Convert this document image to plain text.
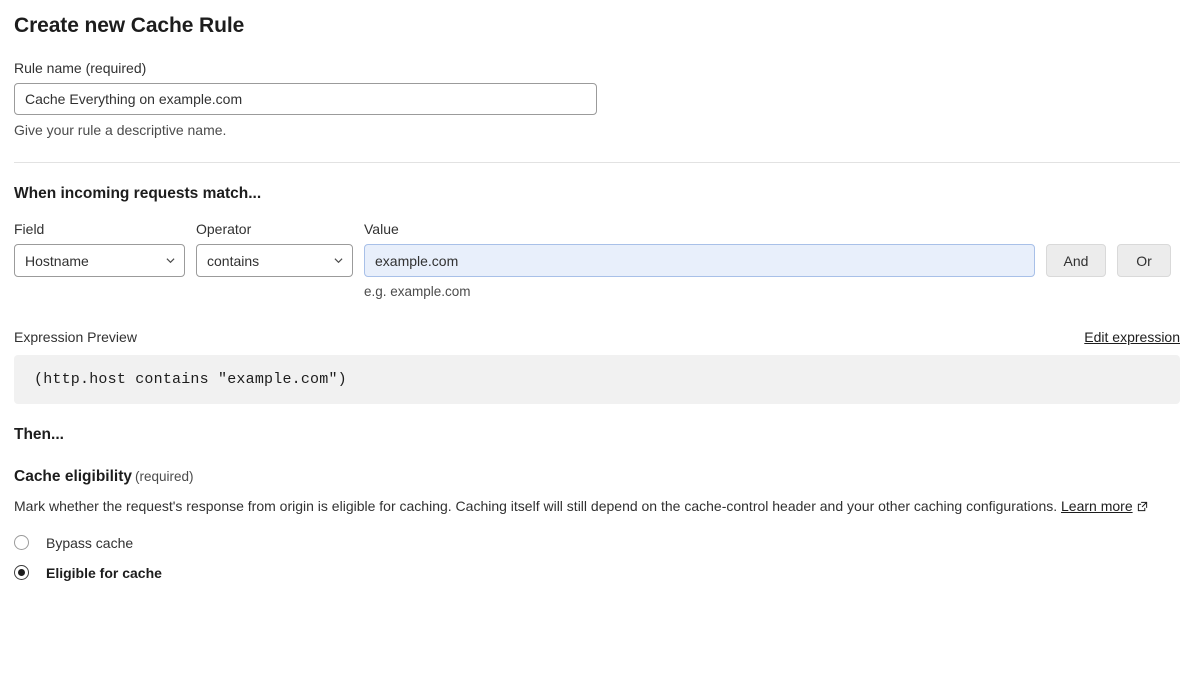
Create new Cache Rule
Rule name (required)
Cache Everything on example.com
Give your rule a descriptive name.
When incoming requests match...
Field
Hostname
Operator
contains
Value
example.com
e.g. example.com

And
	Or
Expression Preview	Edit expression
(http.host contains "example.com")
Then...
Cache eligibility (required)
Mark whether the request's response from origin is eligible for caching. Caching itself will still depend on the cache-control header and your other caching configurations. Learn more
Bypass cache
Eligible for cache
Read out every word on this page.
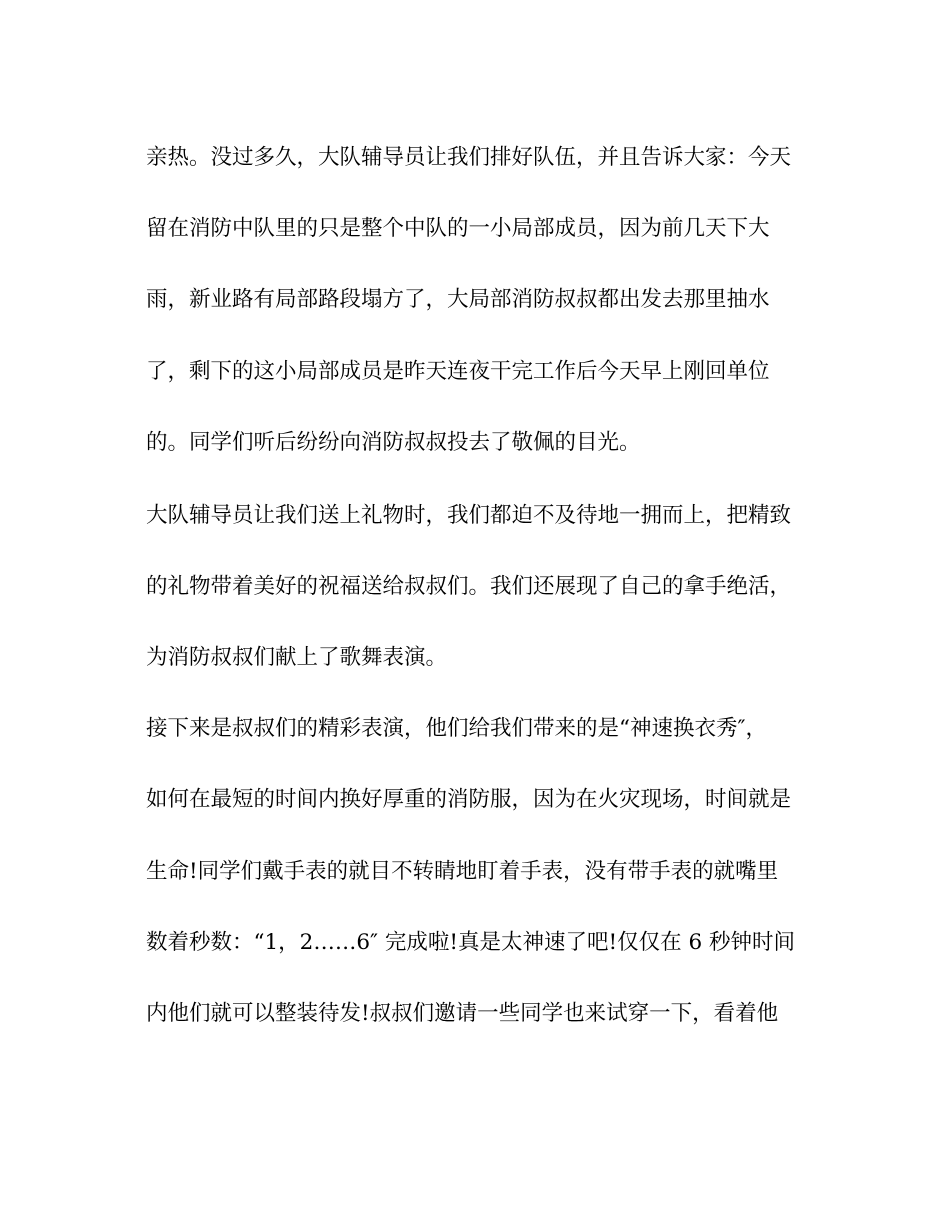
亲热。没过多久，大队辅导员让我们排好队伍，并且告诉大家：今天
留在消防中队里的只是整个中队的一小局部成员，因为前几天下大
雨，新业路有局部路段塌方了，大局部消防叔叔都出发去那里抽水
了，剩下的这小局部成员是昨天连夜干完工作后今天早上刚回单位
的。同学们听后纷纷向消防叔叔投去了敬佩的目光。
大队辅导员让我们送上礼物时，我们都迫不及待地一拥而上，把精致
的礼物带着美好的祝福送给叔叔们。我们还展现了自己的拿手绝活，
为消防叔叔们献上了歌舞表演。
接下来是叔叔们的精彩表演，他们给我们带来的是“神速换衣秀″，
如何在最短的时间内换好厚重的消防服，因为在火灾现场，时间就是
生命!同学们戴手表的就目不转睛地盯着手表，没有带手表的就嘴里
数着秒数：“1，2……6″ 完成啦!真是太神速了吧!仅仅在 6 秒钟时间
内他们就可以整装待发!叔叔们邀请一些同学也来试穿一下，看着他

★ ★ ★ ★ ★ ★ ★

Which lines above contain "example"? Show each of them.

Correct response:
Cache Everything on example.com
example.com
e.g. example.com
(http.host contains "example.com")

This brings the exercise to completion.